Exercise prompt » Please give the entries again in full and exactly, without any picture.

- - - - -

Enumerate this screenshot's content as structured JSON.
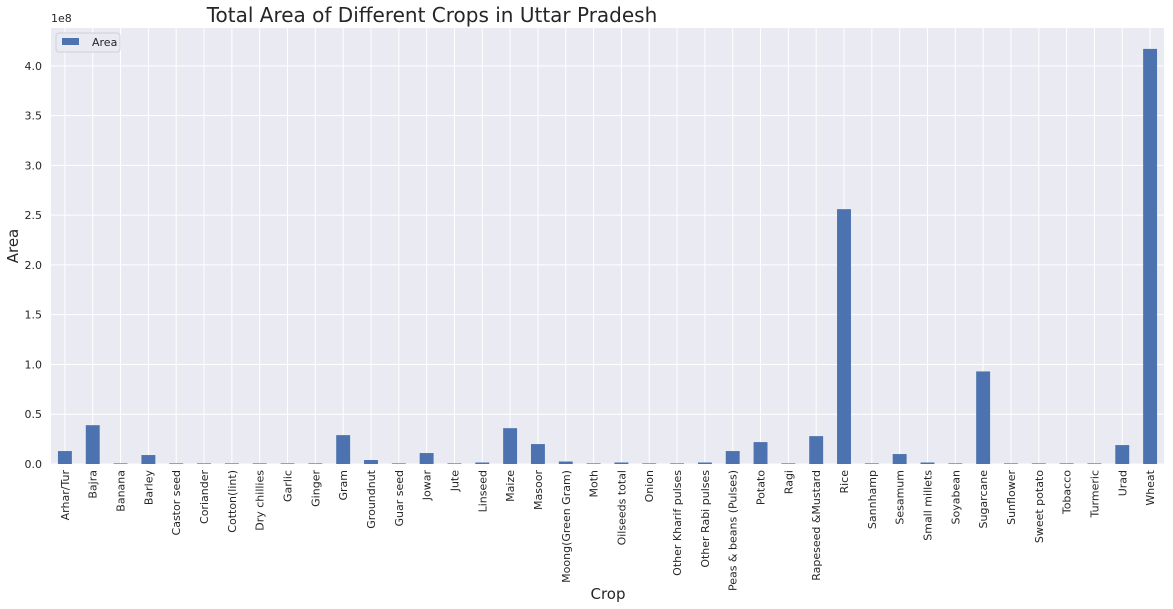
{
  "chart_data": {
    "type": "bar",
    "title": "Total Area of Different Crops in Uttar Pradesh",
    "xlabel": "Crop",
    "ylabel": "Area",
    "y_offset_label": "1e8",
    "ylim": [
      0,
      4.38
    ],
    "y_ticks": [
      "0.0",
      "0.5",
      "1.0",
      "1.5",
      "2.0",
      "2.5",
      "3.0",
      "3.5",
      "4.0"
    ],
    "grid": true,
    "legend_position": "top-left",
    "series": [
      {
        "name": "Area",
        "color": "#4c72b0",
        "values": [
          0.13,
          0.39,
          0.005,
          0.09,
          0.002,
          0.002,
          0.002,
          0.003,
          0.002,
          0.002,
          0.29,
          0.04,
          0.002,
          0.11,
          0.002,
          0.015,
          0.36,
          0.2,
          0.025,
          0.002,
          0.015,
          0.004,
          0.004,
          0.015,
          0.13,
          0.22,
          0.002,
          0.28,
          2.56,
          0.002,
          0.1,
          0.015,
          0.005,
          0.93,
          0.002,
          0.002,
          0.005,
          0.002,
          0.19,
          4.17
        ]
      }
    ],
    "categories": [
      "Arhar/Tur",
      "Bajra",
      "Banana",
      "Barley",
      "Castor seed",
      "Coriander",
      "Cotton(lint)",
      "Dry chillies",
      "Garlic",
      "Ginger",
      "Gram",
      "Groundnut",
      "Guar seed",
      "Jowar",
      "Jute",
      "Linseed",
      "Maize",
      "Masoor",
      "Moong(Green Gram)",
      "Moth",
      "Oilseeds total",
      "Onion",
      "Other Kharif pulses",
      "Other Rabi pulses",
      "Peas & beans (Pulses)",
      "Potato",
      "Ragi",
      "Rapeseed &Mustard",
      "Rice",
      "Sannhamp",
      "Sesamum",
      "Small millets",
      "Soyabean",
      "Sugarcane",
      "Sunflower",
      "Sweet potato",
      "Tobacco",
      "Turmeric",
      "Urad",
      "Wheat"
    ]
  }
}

- - - - -

Full response »
Enumerate this screenshot's content as structured JSON.
{
  "chart_data": {
    "type": "bar",
    "title": "Total Area of Different Crops in Uttar Pradesh",
    "xlabel": "Crop",
    "ylabel": "Area",
    "y_offset_label": "1e8",
    "ylim": [
      0,
      4.38
    ],
    "y_ticks": [
      "0.0",
      "0.5",
      "1.0",
      "1.5",
      "2.0",
      "2.5",
      "3.0",
      "3.5",
      "4.0"
    ],
    "grid": true,
    "legend_position": "top-left",
    "series": [
      {
        "name": "Area",
        "color": "#4c72b0",
        "values": [
          0.13,
          0.39,
          0.005,
          0.09,
          0.002,
          0.002,
          0.002,
          0.003,
          0.002,
          0.002,
          0.29,
          0.04,
          0.002,
          0.11,
          0.002,
          0.015,
          0.36,
          0.2,
          0.025,
          0.002,
          0.015,
          0.004,
          0.004,
          0.015,
          0.13,
          0.22,
          0.002,
          0.28,
          2.56,
          0.002,
          0.1,
          0.015,
          0.005,
          0.93,
          0.002,
          0.002,
          0.005,
          0.002,
          0.19,
          4.17
        ]
      }
    ],
    "categories": [
      "Arhar/Tur",
      "Bajra",
      "Banana",
      "Barley",
      "Castor seed",
      "Coriander",
      "Cotton(lint)",
      "Dry chillies",
      "Garlic",
      "Ginger",
      "Gram",
      "Groundnut",
      "Guar seed",
      "Jowar",
      "Jute",
      "Linseed",
      "Maize",
      "Masoor",
      "Moong(Green Gram)",
      "Moth",
      "Oilseeds total",
      "Onion",
      "Other Kharif pulses",
      "Other Rabi pulses",
      "Peas & beans (Pulses)",
      "Potato",
      "Ragi",
      "Rapeseed &Mustard",
      "Rice",
      "Sannhamp",
      "Sesamum",
      "Small millets",
      "Soyabean",
      "Sugarcane",
      "Sunflower",
      "Sweet potato",
      "Tobacco",
      "Turmeric",
      "Urad",
      "Wheat"
    ]
  }
}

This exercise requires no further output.